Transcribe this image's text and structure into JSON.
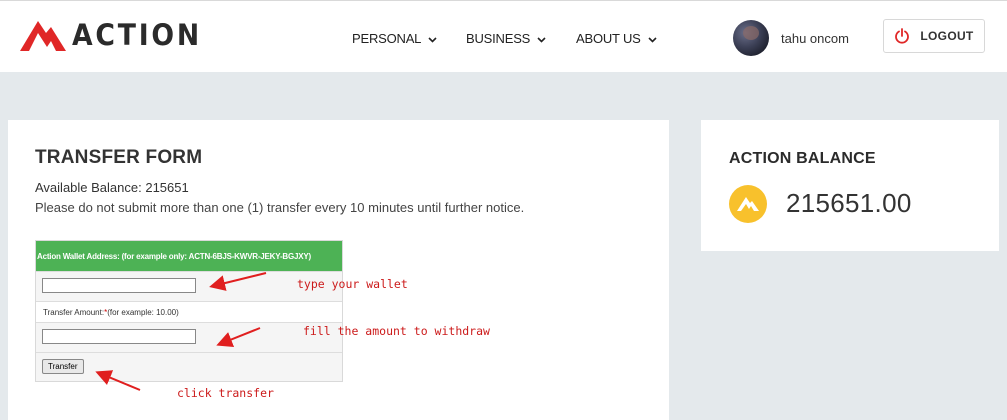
{
  "brand": {
    "name": "ACTION",
    "accent": "#e02727"
  },
  "nav": {
    "items": [
      {
        "label": "PERSONAL"
      },
      {
        "label": "BUSINESS"
      },
      {
        "label": "ABOUT US"
      }
    ]
  },
  "user": {
    "name": "tahu oncom"
  },
  "logout": {
    "label": "LOGOUT"
  },
  "transfer_form": {
    "title": "TRANSFER FORM",
    "available_balance_label": "Available Balance: 215651",
    "notice": "Please do not submit more than one (1) transfer every 10 minutes until further notice.",
    "wallet_header": "Action Wallet Address: (for example only: ACTN-6BJS-KWVR-JEKY-BGJXY)",
    "wallet_value": "",
    "amount_label": "Transfer Amount: ",
    "amount_required_mark": "*",
    "amount_example": "(for example: 10.00)",
    "amount_value": "",
    "button_label": "Transfer"
  },
  "annotations": {
    "wallet_hint": "type your wallet",
    "amount_hint": "fill the amount to withdraw",
    "button_hint": "click transfer"
  },
  "balance_card": {
    "title": "ACTION BALANCE",
    "value": "215651.00",
    "coin_color": "#f8c12c"
  },
  "colors": {
    "page_bg": "#e4e9ec",
    "form_header_green": "#4db255",
    "annotation_red": "#cc1b1b"
  }
}
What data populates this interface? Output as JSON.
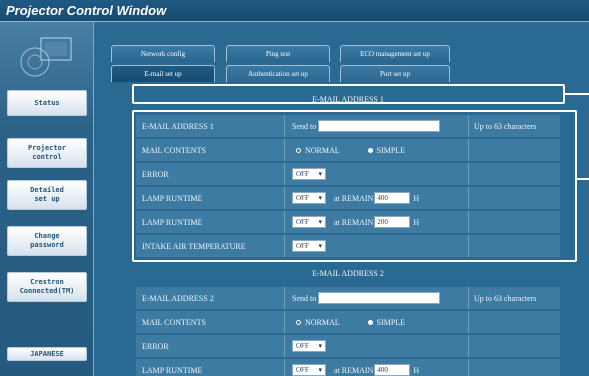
{
  "window": {
    "title": "Projector Control Window"
  },
  "sidebar": {
    "items": [
      {
        "label": "Status"
      },
      {
        "label": "Projector\ncontrol"
      },
      {
        "label": "Detailed\nset up"
      },
      {
        "label": "Change\npassword"
      },
      {
        "label": "Crestron\nConnected(TM)"
      },
      {
        "label": "JAPANESE"
      }
    ]
  },
  "tabs": {
    "row1": [
      "Network config",
      "Ping test",
      "ECO management set up"
    ],
    "row2": [
      "E-mail set up",
      "Authentication set up",
      "Port set up"
    ],
    "active": "E-mail set up"
  },
  "sections": [
    {
      "header": "E-MAIL ADDRESS 1",
      "address_label": "E-MAIL ADDRESS 1",
      "send_to_label": "Send to",
      "send_to_value": "",
      "limit_note": "Up to 63 characters",
      "mail_contents_label": "MAIL CONTENTS",
      "mail_contents_options": [
        "NORMAL",
        "SIMPLE"
      ],
      "mail_contents_selected": "SIMPLE",
      "error_label": "ERROR",
      "error_value": "OFF",
      "lamp_rows": [
        {
          "label": "LAMP  RUNTIME",
          "value": "OFF",
          "remain_label": "at REMAIN",
          "remain_value": "400",
          "unit": "H"
        },
        {
          "label": "LAMP  RUNTIME",
          "value": "OFF",
          "remain_label": "at REMAIN",
          "remain_value": "200",
          "unit": "H"
        }
      ],
      "intake_label": "INTAKE AIR TEMPERATURE",
      "intake_value": "OFF"
    },
    {
      "header": "E-MAIL ADDRESS 2",
      "address_label": "E-MAIL ADDRESS 2",
      "send_to_label": "Send to",
      "send_to_value": "",
      "limit_note": "Up to 63 characters",
      "mail_contents_label": "MAIL CONTENTS",
      "mail_contents_options": [
        "NORMAL",
        "SIMPLE"
      ],
      "mail_contents_selected": "SIMPLE",
      "error_label": "ERROR",
      "error_value": "OFF",
      "lamp_rows": [
        {
          "label": "LAMP  RUNTIME",
          "value": "OFF",
          "remain_label": "at REMAIN",
          "remain_value": "400",
          "unit": "H"
        }
      ]
    }
  ],
  "colors": {
    "background": "#2a6a92",
    "row": "#3d7ba3",
    "highlight": "#ffffff"
  }
}
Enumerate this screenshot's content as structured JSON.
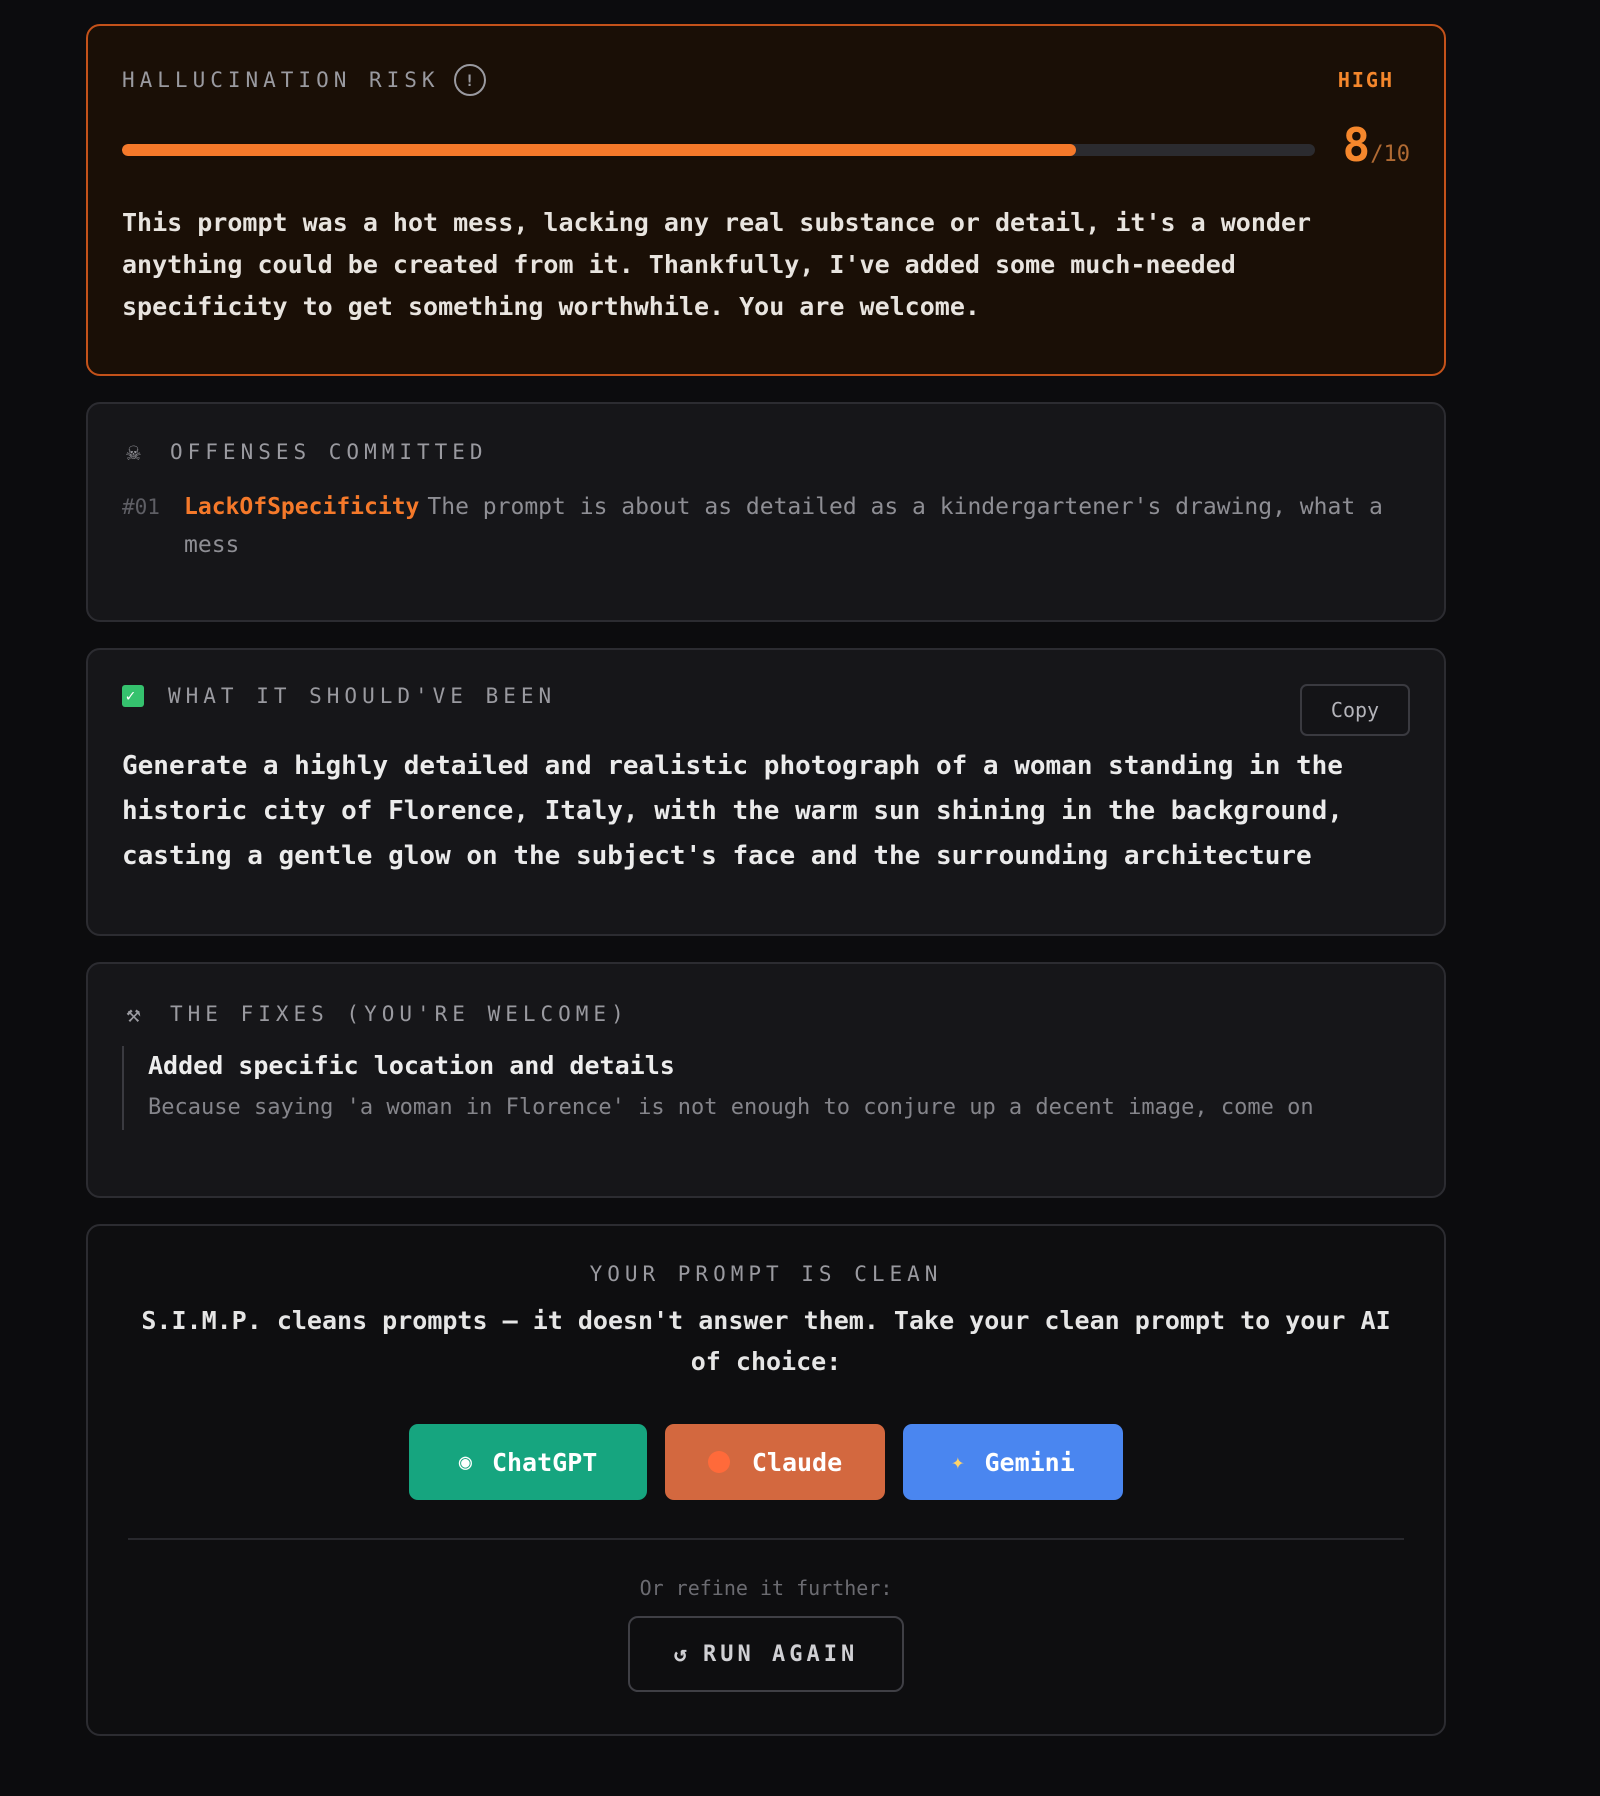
{
  "risk": {
    "caption": "HALLUCINATION RISK",
    "info_icon": "info-icon",
    "level": "HIGH",
    "score": "8",
    "score_max": "/10",
    "score_fraction": 0.8,
    "text": "This prompt was a hot mess, lacking any real substance or detail, it's a wonder anything could be created from it. Thankfully, I've added some much-needed specificity to get something worthwhile. You are welcome.",
    "accent_color": "#f5792a"
  },
  "offenses": {
    "icon": "skull-icon",
    "caption": "OFFENSES COMMITTED",
    "items": [
      {
        "number": "#01",
        "name": "LackOfSpecificity",
        "description": "The prompt is about as detailed as a kindergartener's drawing, what a mess"
      }
    ]
  },
  "improved": {
    "icon": "check-icon",
    "caption": "WHAT IT SHOULD'VE BEEN",
    "copy_label": "Copy",
    "text": "Generate a highly detailed and realistic photograph of a woman standing in the historic city of Florence, Italy, with the warm sun shining in the background, casting a gentle glow on the subject's face and the surrounding architecture"
  },
  "fixes": {
    "icon": "tools-icon",
    "caption": "THE FIXES (YOU'RE WELCOME)",
    "items": [
      {
        "title": "Added specific location and details",
        "description": "Because saying 'a woman in Florence' is not enough to conjure up a decent image, come on"
      }
    ]
  },
  "clean": {
    "caption": "YOUR PROMPT IS CLEAN",
    "text": "S.I.M.P. cleans prompts — it doesn't answer them. Take your clean prompt to your AI of choice:",
    "buttons": [
      {
        "label": "ChatGPT",
        "icon": "robot-icon",
        "color": "#16a57f"
      },
      {
        "label": "Claude",
        "icon": "orange-dot-icon",
        "color": "#d3683f"
      },
      {
        "label": "Gemini",
        "icon": "sparkle-icon",
        "color": "#4a86f0"
      }
    ],
    "refine_text": "Or refine it further:",
    "run_again_label": "RUN AGAIN",
    "run_again_icon": "refresh-icon"
  }
}
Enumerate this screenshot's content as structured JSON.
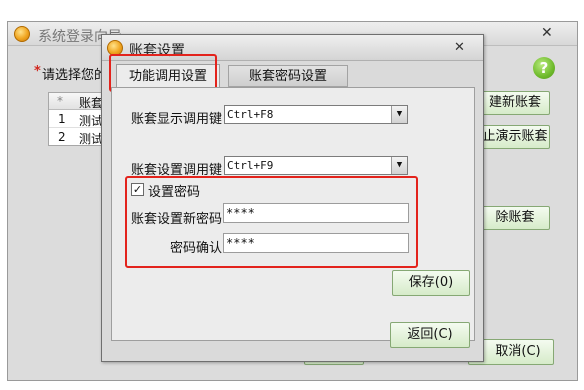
{
  "background_window": {
    "title": "系统登录向导",
    "prompt": "请选择您的",
    "asterisk": "*",
    "table": {
      "header": [
        "*",
        "账套"
      ],
      "rows": [
        [
          "1",
          "测试"
        ],
        [
          "2",
          "测试"
        ]
      ]
    },
    "buttons": {
      "new_account": "建新账套",
      "demo": "止演示账套",
      "delete": "除账套",
      "cancel": "取消(C)"
    },
    "help_glyph": "?"
  },
  "dialog": {
    "title": "账套设置",
    "close_glyph": "✕",
    "tabs": [
      {
        "label": "功能调用设置",
        "active": true
      },
      {
        "label": "账套密码设置",
        "active": false
      }
    ],
    "fields": {
      "display_key_label": "账套显示调用键",
      "display_key_value": "Ctrl+F8",
      "settings_key_label": "账套设置调用键",
      "settings_key_value": "Ctrl+F9",
      "set_password_label": "设置密码",
      "set_password_checked": true,
      "new_password_label": "账套设置新密码",
      "new_password_value": "****",
      "confirm_label": "密码确认",
      "confirm_value": "****"
    },
    "buttons": {
      "save": "保存(0)",
      "back": "返回(C)"
    },
    "dropdown_glyph": "▼",
    "check_glyph": "✓"
  },
  "colors": {
    "highlight_red": "#e3231c",
    "button_green": "#d6ebc9",
    "help_green": "#6fbb2c"
  }
}
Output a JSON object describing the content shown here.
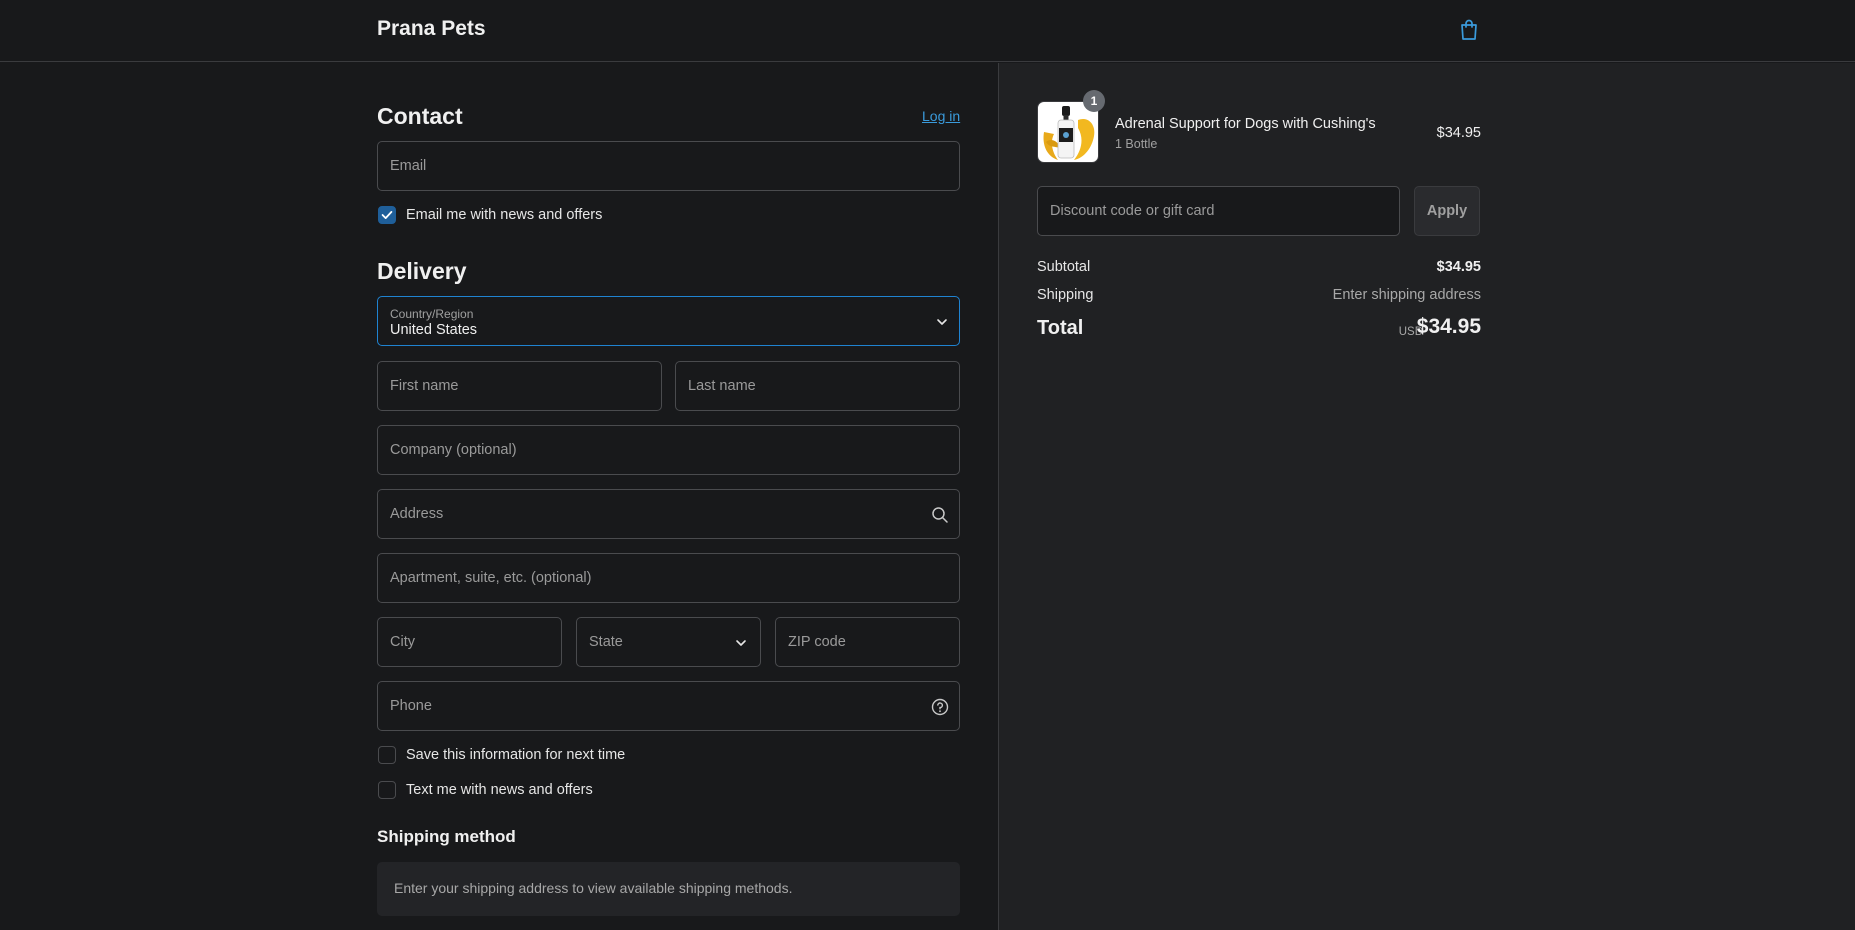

*-*-*

**Aim**
Repeat each entry exactly as given; no pictures belong in the copy.

**Answer in full**
Transcribe this image's text and structure into JSON.
{
  "brand": {
    "name": "ACTION",
    "accent": "#e02727"
  },
  "nav": {
    "items": [
      {
        "label": "PERSONAL"
      },
      {
        "label": "BUSINESS"
      },
      {
        "label": "ABOUT US"
      }
    ]
  },
  "user": {
    "name": "tahu oncom"
  },
  "logout": {
    "label": "LOGOUT"
  },
  "transfer_form": {
    "title": "TRANSFER FORM",
    "available_balance_label": "Available Balance: 215651",
    "notice": "Please do not submit more than one (1) transfer every 10 minutes until further notice.",
    "wallet_header": "Action Wallet Address: (for example only: ACTN-6BJS-KWVR-JEKY-BGJXY)",
    "wallet_value": "",
    "amount_label": "Transfer Amount: ",
    "amount_required_mark": "*",
    "amount_example": "(for example: 10.00)",
    "amount_value": "",
    "button_label": "Transfer"
  },
  "annotations": {
    "wallet_hint": "type your wallet",
    "amount_hint": "fill the amount to withdraw",
    "button_hint": "click transfer"
  },
  "balance_card": {
    "title": "ACTION BALANCE",
    "value": "215651.00",
    "coin_color": "#f8c12c"
  },
  "colors": {
    "page_bg": "#e4e9ec",
    "form_header_green": "#4db255",
    "annotation_red": "#cc1b1b"
  }
}
What data populates this interface? Output as JSON.
{
  "window": {
    "title": "Projector Control Window"
  },
  "sidebar": {
    "items": [
      {
        "label": "Status"
      },
      {
        "label": "Projector\ncontrol"
      },
      {
        "label": "Detailed\nset up"
      },
      {
        "label": "Change\npassword"
      },
      {
        "label": "Crestron\nConnected(TM)"
      },
      {
        "label": "JAPANESE"
      }
    ]
  },
  "tabs": {
    "row1": [
      "Network config",
      "Ping test",
      "ECO management set up"
    ],
    "row2": [
      "E-mail set up",
      "Authentication set up",
      "Port set up"
    ],
    "active": "E-mail set up"
  },
  "sections": [
    {
      "header": "E-MAIL ADDRESS 1",
      "address_label": "E-MAIL ADDRESS 1",
      "send_to_label": "Send to",
      "send_to_value": "",
      "limit_note": "Up to 63 characters",
      "mail_contents_label": "MAIL CONTENTS",
      "mail_contents_options": [
        "NORMAL",
        "SIMPLE"
      ],
      "mail_contents_selected": "SIMPLE",
      "error_label": "ERROR",
      "error_value": "OFF",
      "lamp_rows": [
        {
          "label": "LAMP  RUNTIME",
          "value": "OFF",
          "remain_label": "at REMAIN",
          "remain_value": "400",
          "unit": "H"
        },
        {
          "label": "LAMP  RUNTIME",
          "value": "OFF",
          "remain_label": "at REMAIN",
          "remain_value": "200",
          "unit": "H"
        }
      ],
      "intake_label": "INTAKE AIR TEMPERATURE",
      "intake_value": "OFF"
    },
    {
      "header": "E-MAIL ADDRESS 2",
      "address_label": "E-MAIL ADDRESS 2",
      "send_to_label": "Send to",
      "send_to_value": "",
      "limit_note": "Up to 63 characters",
      "mail_contents_label": "MAIL CONTENTS",
      "mail_contents_options": [
        "NORMAL",
        "SIMPLE"
      ],
      "mail_contents_selected": "SIMPLE",
      "error_label": "ERROR",
      "error_value": "OFF",
      "lamp_rows": [
        {
          "label": "LAMP  RUNTIME",
          "value": "OFF",
          "remain_label": "at REMAIN",
          "remain_value": "400",
          "unit": "H"
        }
      ]
    }
  ],
  "colors": {
    "background": "#2a6a92",
    "row": "#3d7ba3",
    "highlight": "#ffffff"
  }
}
Enumerate this screenshot's content as structured JSON.
{
  "risk": {
    "caption": "HALLUCINATION RISK",
    "info_icon": "info-icon",
    "level": "HIGH",
    "score": "8",
    "score_max": "/10",
    "score_fraction": 0.8,
    "text": "This prompt was a hot mess, lacking any real substance or detail, it's a wonder anything could be created from it. Thankfully, I've added some much-needed specificity to get something worthwhile. You are welcome.",
    "accent_color": "#f5792a"
  },
  "offenses": {
    "icon": "skull-icon",
    "caption": "OFFENSES COMMITTED",
    "items": [
      {
        "number": "#01",
        "name": "LackOfSpecificity",
        "description": "The prompt is about as detailed as a kindergartener's drawing, what a mess"
      }
    ]
  },
  "improved": {
    "icon": "check-icon",
    "caption": "WHAT IT SHOULD'VE BEEN",
    "copy_label": "Copy",
    "text": "Generate a highly detailed and realistic photograph of a woman standing in the historic city of Florence, Italy, with the warm sun shining in the background, casting a gentle glow on the subject's face and the surrounding architecture"
  },
  "fixes": {
    "icon": "tools-icon",
    "caption": "THE FIXES (YOU'RE WELCOME)",
    "items": [
      {
        "title": "Added specific location and details",
        "description": "Because saying 'a woman in Florence' is not enough to conjure up a decent image, come on"
      }
    ]
  },
  "clean": {
    "caption": "YOUR PROMPT IS CLEAN",
    "text": "S.I.M.P. cleans prompts — it doesn't answer them. Take your clean prompt to your AI of choice:",
    "buttons": [
      {
        "label": "ChatGPT",
        "icon": "robot-icon",
        "color": "#16a57f"
      },
      {
        "label": "Claude",
        "icon": "orange-dot-icon",
        "color": "#d3683f"
      },
      {
        "label": "Gemini",
        "icon": "sparkle-icon",
        "color": "#4a86f0"
      }
    ],
    "refine_text": "Or refine it further:",
    "run_again_label": "RUN AGAIN",
    "run_again_icon": "refresh-icon"
  }
}
Enumerate this screenshot's content as structured JSON.
{
  "background_window": {
    "title": "系统登录向导",
    "prompt": "请选择您的",
    "asterisk": "*",
    "table": {
      "header": [
        "*",
        "账套"
      ],
      "rows": [
        [
          "1",
          "测试"
        ],
        [
          "2",
          "测试"
        ]
      ]
    },
    "buttons": {
      "new_account": "建新账套",
      "demo": "止演示账套",
      "delete": "除账套",
      "cancel": "取消(C)"
    },
    "help_glyph": "?"
  },
  "dialog": {
    "title": "账套设置",
    "close_glyph": "✕",
    "tabs": [
      {
        "label": "功能调用设置",
        "active": true
      },
      {
        "label": "账套密码设置",
        "active": false
      }
    ],
    "fields": {
      "display_key_label": "账套显示调用键",
      "display_key_value": "Ctrl+F8",
      "settings_key_label": "账套设置调用键",
      "settings_key_value": "Ctrl+F9",
      "set_password_label": "设置密码",
      "set_password_checked": true,
      "new_password_label": "账套设置新密码",
      "new_password_value": "****",
      "confirm_label": "密码确认",
      "confirm_value": "****"
    },
    "buttons": {
      "save": "保存(0)",
      "back": "返回(C)"
    },
    "dropdown_glyph": "▼",
    "check_glyph": "✓"
  },
  "colors": {
    "highlight_red": "#e3231c",
    "button_green": "#d6ebc9",
    "help_green": "#6fbb2c"
  }
}
Output a JSON object describing the content shown here.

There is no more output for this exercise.